### 文档正文
***
表2 各基因多态性位点分布情况[n(%)]
200 例高血压患者不同性别的基因型分布见表3,结果显示,男女之间6 个基因型分布频率无显著差异(P>0.05)。
比较中国不同地区高血压人群6 个降压药物相关基因型频率分布,其中贵州地区[6]和北京地区[7]高血压患者缺少CYP3A5 基因型统计数据,见表4。重庆永川区所有基因型分布情况与贵州和长沙地区[4]差异无统计学意义(P>0.05),且各地区的CYP2C9、AGTR1、ACE、CYP3A5 基因型频率差异也无统计学意义(P>0.05)。另外,北京地区高血压人群CYP2D6*1/*10 和ADRB1 CC 基因型显著低于永川区高血压人群,但ADRB1 GC 基因显著高于永川区,差异有统计学意义(P<0.05)。吉林满族[8]高血压人群CYP2D6 *10/*10 基因型频率显著低于永川区,差异有统计学意义(P<0.05)。
高血压是心血管疾病的危险因素之一,是导致心血管事件发生的主要原因。尽管高血压可以通过药物来进行控制,但是全球目前也仅有1/3 左右的高血压患者能够从中获益[9]。导致血压控制不佳的因素很多,其中决定药物代谢酶、作用靶点、转运体表达的基因多态性可能是决定药物使用效果存在差异的根本原因。本文主要研究重庆永川区高血压患者6 个基因位点,编码降压药物的代谢酶与作用靶点,对临床降压药物的个体化治疗具有重要意义。
CYP2D6 是细胞色素P450(CYP)家族中的一员,参与到众多药物的代谢中,如化疗药、精神类药物、降压药、镇痛药等。目前为止,CYP2D6 基因已经发现有80 多种基因多态性位点,可导致代谢酶活性失活、下降或者增强[10]。其中与降压药研究较多的是CYP2D6*10,其可导致CYP2D6 酶活性下降,血药浓度增加,不良反应增加。与白种人相比,亚洲人群CYP2D6*10 发生频率更高,约为33%-70%[11-13]。朱茜等[14]发现CYP2D6 基因与美托洛尔的药代动力学相关,CYP2D6*10/*10 基因型可使冠心病美托洛尔代谢减慢,血药浓度增加。尽管CYP2D6 与洛尔类药物的降压作用相关性研究结论存在争议,但是大多数研究还是支持CYP2D6 慢代谢患者血压降低幅度更大,药效更好[15]。重庆永川区高血压患者CYP2D6*10 携带率为78%,因此,该地区大部分高血压患者在使用洛尔类药物时可能疗效会更好。
***
[数据集条目]
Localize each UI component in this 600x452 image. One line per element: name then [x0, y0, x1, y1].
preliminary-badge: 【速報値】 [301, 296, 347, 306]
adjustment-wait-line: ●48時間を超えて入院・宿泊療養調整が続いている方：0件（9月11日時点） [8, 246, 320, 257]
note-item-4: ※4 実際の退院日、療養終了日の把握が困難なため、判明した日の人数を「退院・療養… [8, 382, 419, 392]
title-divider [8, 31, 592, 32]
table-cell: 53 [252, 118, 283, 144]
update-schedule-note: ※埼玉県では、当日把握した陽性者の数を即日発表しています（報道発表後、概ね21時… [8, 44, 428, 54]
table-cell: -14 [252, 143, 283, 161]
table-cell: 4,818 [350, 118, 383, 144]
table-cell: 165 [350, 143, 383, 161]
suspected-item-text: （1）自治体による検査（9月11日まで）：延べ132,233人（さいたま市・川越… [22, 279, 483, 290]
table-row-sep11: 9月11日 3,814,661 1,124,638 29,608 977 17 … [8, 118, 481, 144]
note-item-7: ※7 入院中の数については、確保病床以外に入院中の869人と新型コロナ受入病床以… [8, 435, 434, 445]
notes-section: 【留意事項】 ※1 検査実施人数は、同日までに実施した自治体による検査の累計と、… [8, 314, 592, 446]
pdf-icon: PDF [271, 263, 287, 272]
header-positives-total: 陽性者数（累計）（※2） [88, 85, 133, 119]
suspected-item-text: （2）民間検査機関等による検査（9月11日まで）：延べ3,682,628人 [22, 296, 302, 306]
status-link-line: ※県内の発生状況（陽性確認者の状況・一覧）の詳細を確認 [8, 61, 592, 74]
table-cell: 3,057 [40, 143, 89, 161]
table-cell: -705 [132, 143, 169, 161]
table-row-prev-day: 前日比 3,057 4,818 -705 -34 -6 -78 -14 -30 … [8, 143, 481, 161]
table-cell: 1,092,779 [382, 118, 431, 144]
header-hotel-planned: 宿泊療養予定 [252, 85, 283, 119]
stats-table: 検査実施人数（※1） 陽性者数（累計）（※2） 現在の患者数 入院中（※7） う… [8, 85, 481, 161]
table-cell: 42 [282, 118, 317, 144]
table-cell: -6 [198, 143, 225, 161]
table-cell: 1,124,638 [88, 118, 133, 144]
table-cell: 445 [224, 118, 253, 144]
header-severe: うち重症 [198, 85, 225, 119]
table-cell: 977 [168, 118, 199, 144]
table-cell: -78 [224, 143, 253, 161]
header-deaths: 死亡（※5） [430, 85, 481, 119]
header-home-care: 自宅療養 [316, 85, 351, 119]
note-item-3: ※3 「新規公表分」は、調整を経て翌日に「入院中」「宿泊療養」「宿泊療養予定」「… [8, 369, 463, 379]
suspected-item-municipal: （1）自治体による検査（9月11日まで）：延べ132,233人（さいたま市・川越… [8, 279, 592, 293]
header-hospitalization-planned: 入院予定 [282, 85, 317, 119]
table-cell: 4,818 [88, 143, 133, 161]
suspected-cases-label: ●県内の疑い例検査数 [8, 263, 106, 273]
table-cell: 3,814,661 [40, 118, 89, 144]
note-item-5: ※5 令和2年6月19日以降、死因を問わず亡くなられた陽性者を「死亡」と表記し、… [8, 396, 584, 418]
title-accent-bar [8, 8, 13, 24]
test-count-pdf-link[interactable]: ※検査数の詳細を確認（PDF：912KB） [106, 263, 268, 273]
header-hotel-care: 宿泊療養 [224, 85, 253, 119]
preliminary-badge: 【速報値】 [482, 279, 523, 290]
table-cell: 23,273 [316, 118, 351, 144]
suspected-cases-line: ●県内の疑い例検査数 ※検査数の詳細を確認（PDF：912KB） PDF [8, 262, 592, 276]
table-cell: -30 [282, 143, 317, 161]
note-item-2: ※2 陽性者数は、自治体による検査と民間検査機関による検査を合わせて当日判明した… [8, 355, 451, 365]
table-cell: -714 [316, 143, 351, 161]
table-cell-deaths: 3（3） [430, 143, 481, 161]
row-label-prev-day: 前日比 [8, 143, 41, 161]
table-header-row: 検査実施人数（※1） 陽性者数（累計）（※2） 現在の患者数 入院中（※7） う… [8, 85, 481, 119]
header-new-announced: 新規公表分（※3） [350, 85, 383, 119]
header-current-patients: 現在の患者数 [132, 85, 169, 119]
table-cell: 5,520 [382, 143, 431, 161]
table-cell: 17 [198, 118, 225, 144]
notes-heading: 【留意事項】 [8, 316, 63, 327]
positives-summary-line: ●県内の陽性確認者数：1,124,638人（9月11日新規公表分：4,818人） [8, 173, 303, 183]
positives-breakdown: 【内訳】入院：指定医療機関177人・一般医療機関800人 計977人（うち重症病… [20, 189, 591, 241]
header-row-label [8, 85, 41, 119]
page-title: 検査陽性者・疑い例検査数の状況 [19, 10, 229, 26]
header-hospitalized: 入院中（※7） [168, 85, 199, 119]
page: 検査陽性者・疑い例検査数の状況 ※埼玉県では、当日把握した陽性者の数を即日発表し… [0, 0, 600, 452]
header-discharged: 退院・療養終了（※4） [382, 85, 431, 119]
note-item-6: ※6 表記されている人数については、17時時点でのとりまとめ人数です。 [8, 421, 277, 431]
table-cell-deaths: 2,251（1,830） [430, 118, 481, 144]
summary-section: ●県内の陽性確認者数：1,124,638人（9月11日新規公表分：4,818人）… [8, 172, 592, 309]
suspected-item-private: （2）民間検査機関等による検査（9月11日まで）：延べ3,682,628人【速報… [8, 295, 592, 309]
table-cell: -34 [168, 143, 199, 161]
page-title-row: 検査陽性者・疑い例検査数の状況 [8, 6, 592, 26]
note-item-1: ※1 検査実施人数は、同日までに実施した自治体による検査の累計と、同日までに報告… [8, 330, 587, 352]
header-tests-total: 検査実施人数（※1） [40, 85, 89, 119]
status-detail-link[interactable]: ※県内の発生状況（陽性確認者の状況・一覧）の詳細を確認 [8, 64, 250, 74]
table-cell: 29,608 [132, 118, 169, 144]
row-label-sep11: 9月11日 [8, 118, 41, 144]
***
### 练习任务
A - 列出关于高血压患者基因多态性的正文中所举的由CYP2D6参与代谢的全部药物类别。
B - 请从关于高血压患者基因多态性的正文最后一句之后续写下去。

### 各题答案
A - 化疗药、精神类药物、降压药、镇痛药

B -
ADRB1 基因是β 肾上腺素能受体的编码基因,其主要有两个单核苷酸多态性位点,Ser49Gly 和Arg389Gly。后者也就是ADRB1 G1165C 基因位点,该位点不同的基因型可导致中国高血压人群对于β受体阻滞剂的应答水平不同[16]。Wu 等人[17]研究发现使用美托洛尔后,ADRB1 基因型(CC)纯合子的患者比突变(GC)杂合子的患者具有更好的治疗结果(P<0.01)。研究显示,中国人群ADRB1 基因1165 位点CC 型人群比例较高,永川区高血压患者GG 纯合型患者占比61%,因此,该地区可能大部分高血压患者在使用β 受体阻滞剂,特别是美托洛尔时药效较好。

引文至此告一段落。